I've covered the dealing of video poker hands a few times. You'll get four hits if you search for "parallel" in the search box on any of my article pages.
You're right that I did not include serial dealing in my answer. Because the author of the question specifically mentioned parallel dealing in the question and because the question was about choosing 10 cards on the draw versus five, I left out serial drawing because it wasn't really relevant to the answer.
The definitive answer on video poker dealing is this: The electronic deck is being continuously shuffled. Five cards are chosen at random when you hit the Deal button. The electronic deck is still being shuffled while you make your hold/discard decisions. The cards needed to replace any discards are chosen when you hit the Deal button. Nevada gaming regulations require this method of dealing.
My note about sequential royals only counting from left to right in my 8/27/14 column was in reference to the calculations I was providing from the Wizard of Odds. The calculations assume that the sequential royal has to be left to right.

- Stored data -
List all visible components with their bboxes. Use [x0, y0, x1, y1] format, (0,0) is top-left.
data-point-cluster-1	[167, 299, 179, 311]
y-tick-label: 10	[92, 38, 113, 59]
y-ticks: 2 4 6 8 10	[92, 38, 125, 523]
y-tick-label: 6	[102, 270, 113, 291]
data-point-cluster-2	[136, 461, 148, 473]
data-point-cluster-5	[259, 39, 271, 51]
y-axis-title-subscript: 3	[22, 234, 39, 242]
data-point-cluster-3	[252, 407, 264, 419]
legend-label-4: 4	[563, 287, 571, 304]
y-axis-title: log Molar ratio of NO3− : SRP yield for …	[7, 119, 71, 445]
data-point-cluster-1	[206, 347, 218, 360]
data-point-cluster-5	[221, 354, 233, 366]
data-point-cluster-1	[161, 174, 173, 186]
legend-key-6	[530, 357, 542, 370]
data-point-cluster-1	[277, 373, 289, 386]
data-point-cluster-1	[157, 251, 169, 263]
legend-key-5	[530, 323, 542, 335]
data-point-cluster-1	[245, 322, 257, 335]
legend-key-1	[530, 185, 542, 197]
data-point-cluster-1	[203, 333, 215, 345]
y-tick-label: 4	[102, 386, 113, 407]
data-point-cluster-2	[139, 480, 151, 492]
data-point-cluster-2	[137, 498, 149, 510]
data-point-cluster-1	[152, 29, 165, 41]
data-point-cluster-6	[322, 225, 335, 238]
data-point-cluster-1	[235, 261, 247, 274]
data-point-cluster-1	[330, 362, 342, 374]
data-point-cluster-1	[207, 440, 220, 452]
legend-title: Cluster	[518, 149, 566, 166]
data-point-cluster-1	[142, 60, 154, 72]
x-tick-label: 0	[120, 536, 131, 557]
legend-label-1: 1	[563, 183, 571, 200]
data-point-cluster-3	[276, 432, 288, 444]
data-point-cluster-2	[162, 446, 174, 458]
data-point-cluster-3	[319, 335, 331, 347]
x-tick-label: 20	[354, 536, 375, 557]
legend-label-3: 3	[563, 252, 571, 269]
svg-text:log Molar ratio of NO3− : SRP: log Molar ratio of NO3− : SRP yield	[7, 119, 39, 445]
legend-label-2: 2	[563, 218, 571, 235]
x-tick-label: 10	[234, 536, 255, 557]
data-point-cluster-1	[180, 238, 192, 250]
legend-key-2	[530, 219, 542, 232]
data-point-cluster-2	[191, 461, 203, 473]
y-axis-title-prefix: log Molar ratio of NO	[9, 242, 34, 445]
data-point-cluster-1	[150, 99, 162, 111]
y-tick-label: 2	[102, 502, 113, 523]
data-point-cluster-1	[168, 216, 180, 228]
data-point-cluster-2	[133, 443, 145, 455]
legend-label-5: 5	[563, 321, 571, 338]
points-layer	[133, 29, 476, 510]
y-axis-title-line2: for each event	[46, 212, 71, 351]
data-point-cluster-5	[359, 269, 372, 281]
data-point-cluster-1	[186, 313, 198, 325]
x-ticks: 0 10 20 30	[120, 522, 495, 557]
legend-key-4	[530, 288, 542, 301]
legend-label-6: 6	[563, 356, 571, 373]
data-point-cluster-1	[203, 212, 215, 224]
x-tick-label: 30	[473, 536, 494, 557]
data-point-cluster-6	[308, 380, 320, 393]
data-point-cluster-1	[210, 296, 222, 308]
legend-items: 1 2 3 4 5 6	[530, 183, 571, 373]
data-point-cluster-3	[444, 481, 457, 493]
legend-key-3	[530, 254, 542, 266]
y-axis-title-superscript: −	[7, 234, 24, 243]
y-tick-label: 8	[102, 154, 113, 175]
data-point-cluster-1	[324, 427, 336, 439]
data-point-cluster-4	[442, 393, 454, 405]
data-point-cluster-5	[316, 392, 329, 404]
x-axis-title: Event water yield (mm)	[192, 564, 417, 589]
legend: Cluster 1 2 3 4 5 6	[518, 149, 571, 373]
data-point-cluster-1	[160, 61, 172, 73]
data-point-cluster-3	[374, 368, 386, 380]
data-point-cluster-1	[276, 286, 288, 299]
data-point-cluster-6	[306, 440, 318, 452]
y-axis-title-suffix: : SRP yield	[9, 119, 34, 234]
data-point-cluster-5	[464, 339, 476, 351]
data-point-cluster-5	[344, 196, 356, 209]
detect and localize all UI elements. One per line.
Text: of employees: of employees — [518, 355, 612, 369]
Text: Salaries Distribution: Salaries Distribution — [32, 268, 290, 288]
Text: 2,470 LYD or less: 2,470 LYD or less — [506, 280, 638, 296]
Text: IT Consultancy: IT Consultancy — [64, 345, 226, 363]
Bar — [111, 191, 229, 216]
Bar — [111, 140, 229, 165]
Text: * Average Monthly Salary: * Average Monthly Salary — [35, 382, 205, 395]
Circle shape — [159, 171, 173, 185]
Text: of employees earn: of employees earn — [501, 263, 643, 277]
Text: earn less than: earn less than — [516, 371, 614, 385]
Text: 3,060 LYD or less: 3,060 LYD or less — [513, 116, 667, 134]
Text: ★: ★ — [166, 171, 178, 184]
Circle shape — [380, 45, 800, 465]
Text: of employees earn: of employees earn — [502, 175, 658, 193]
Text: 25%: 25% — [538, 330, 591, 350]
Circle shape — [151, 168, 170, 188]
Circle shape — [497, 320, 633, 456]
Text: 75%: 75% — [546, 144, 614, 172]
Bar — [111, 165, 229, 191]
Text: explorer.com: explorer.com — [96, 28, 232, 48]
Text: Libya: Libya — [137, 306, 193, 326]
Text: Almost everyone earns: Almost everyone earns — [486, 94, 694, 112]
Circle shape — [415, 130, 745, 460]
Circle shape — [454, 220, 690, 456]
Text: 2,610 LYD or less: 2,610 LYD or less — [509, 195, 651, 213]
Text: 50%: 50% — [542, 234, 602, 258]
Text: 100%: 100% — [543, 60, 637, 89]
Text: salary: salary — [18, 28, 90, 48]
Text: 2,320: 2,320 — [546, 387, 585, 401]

- Task 1 -
Retype the part of the video poker dealing text starting at "I've covered the" and ending at "method of dealing.".
- Task 2 -
Continue the video poker dealing text from the point where it stops.
The data have no connection to the video poker dealing text.

- Exercise output 1 -
I've covered the dealing of video poker hands a few times. You'll get four hits if you search for "parallel" in the search box on any of my article pages.
You're right that I did not include serial dealing in my answer. Because the author of the question specifically mentioned parallel dealing in the question and because the question was about choosing 10 cards on the draw versus five, I left out serial drawing because it wasn't really relevant to the answer.
The definitive answer on video poker dealing is this: The electronic deck is being continuously shuffled. Five cards are chosen at random when you hit the Deal button. The electronic deck is still being shuffled while you make your hold/discard decisions. The cards needed to replace any discards are chosen when you hit the Deal button. Nevada gaming regulations require this method of dealing.

- Exercise output 2 -
Perhaps you're familiar with a different machine. On his site the Wizard wrote, "A 'sequential royal' is only one way, from 10 to ace going from left to right. There is another game called 'Reversible Royals', which goes both ways, however that game I have yet to analyze." I remember seeing Reversible Royals in Atlantic City many, many years ago, but I haven't seen a sequential royal machine in years.
There's one sure way to determine whether sequential royals can go in both directions -- check the paytable. Even if the answer is not on the glass, the paytable screens have to explicitly describe all the ways to win.
Finally, here's hoping you get better paytables. Unfortunately, I think the trend is distinctly down for video poker long-term paybacks.
The Washington State Gambling Commission's website (www.wsgc.wa.gov)used to have a very good description of how the machines in the state work, but the page was removed a year or so ago. In any case, you're correct. The result of a spin in Washington State is determined by a central computer. When you hit the Spin button, the central computer conceptually chooses a scratch-off ticket from the pool of electronic tickets remaining and uses its electronic quarter to scratch-off the coating to reveal your result. The central system then sends the results to your machine. When the central computer runs out of tickets in the pool, it unwraps a new packet of tickets and starts over.
According to a FAQ sheet on the Washington Recreational Gaming Association's website, "In principle, there is no difference between sitting at a slot-style machine and repeatedly buying scratch tickets at a convenience store counter...."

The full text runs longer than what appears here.